--- BEGIN Material supplied ---

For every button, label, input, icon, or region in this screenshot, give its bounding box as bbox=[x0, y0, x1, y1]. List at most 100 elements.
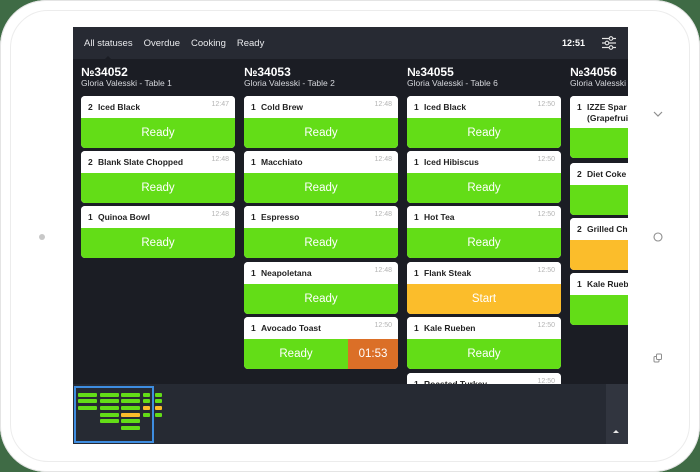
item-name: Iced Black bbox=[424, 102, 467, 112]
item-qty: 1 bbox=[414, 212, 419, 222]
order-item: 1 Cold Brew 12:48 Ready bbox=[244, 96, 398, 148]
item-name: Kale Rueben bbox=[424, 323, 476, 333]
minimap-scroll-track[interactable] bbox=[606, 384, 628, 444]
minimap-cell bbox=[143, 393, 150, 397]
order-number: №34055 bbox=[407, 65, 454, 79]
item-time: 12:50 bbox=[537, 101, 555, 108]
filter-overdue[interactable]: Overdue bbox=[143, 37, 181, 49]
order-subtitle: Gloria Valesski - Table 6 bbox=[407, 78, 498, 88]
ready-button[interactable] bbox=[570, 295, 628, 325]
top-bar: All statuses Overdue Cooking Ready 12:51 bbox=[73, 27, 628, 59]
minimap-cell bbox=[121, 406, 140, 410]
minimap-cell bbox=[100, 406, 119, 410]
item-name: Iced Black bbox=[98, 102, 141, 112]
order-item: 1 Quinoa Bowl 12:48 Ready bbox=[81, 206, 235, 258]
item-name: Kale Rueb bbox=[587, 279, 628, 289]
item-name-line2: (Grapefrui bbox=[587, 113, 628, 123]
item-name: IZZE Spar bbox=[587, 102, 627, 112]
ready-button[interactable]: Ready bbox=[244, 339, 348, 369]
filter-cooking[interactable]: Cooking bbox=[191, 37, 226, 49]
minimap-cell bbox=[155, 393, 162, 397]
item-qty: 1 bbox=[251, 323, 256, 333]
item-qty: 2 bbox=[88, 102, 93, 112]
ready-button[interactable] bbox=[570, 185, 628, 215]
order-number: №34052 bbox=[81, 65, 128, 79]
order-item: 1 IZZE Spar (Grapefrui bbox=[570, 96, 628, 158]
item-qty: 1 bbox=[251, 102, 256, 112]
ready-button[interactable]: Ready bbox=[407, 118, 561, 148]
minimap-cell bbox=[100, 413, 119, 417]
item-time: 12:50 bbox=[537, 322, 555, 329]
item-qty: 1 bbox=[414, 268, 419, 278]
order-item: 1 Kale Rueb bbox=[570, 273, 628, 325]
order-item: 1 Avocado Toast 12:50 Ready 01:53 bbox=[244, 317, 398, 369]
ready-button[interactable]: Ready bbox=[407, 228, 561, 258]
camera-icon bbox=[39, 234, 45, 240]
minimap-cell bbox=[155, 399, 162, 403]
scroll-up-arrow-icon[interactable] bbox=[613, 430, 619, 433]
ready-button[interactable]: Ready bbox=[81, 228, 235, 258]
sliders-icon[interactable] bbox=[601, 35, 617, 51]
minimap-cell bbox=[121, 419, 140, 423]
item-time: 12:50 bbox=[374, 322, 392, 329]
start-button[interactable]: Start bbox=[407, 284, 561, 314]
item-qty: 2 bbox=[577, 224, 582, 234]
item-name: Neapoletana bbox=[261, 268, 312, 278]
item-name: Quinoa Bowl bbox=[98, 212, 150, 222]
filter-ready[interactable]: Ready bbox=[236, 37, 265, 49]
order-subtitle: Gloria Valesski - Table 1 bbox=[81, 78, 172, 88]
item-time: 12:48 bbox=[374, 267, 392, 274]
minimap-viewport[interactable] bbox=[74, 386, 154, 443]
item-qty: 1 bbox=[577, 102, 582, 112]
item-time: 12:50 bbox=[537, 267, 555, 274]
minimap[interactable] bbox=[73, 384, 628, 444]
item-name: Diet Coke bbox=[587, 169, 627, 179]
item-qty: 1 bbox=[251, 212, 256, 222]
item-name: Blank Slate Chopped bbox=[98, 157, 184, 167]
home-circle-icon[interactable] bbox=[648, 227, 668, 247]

--- END Material supplied ---

→ **What you have to do**
Copy out, character for character, the part of the data that opens with the line containing "item-name: Iced Black bbox=[424, 102, 467, 112]" and closes with the line containing "item-qty: 1 bbox=[251, 323, 256, 333]", including both of those lines.

→ **In response**
item-name: Iced Black bbox=[424, 102, 467, 112]
item-qty: 1 bbox=[414, 212, 419, 222]
order-item: 1 Cold Brew 12:48 Ready bbox=[244, 96, 398, 148]
item-name: Kale Rueben bbox=[424, 323, 476, 333]
minimap-scroll-track[interactable] bbox=[606, 384, 628, 444]
minimap-cell bbox=[143, 393, 150, 397]
order-number: №34055 bbox=[407, 65, 454, 79]
item-time: 12:50 bbox=[537, 101, 555, 108]
filter-overdue[interactable]: Overdue bbox=[143, 37, 181, 49]
order-subtitle: Gloria Valesski - Table 6 bbox=[407, 78, 498, 88]
ready-button[interactable] bbox=[570, 295, 628, 325]
top-bar: All statuses Overdue Cooking Ready 12:51 bbox=[73, 27, 628, 59]
minimap-cell bbox=[121, 406, 140, 410]
minimap-cell bbox=[100, 406, 119, 410]
item-name: Iced Black bbox=[98, 102, 141, 112]
order-item: 1 Quinoa Bowl 12:48 Ready bbox=[81, 206, 235, 258]
item-name: Kale Rueb bbox=[587, 279, 628, 289]
item-name-line2: (Grapefrui bbox=[587, 113, 628, 123]
item-name: IZZE Spar bbox=[587, 102, 627, 112]
ready-button[interactable]: Ready bbox=[244, 339, 348, 369]
filter-cooking[interactable]: Cooking bbox=[191, 37, 226, 49]
minimap-cell bbox=[155, 393, 162, 397]
item-qty: 1 bbox=[251, 323, 256, 333]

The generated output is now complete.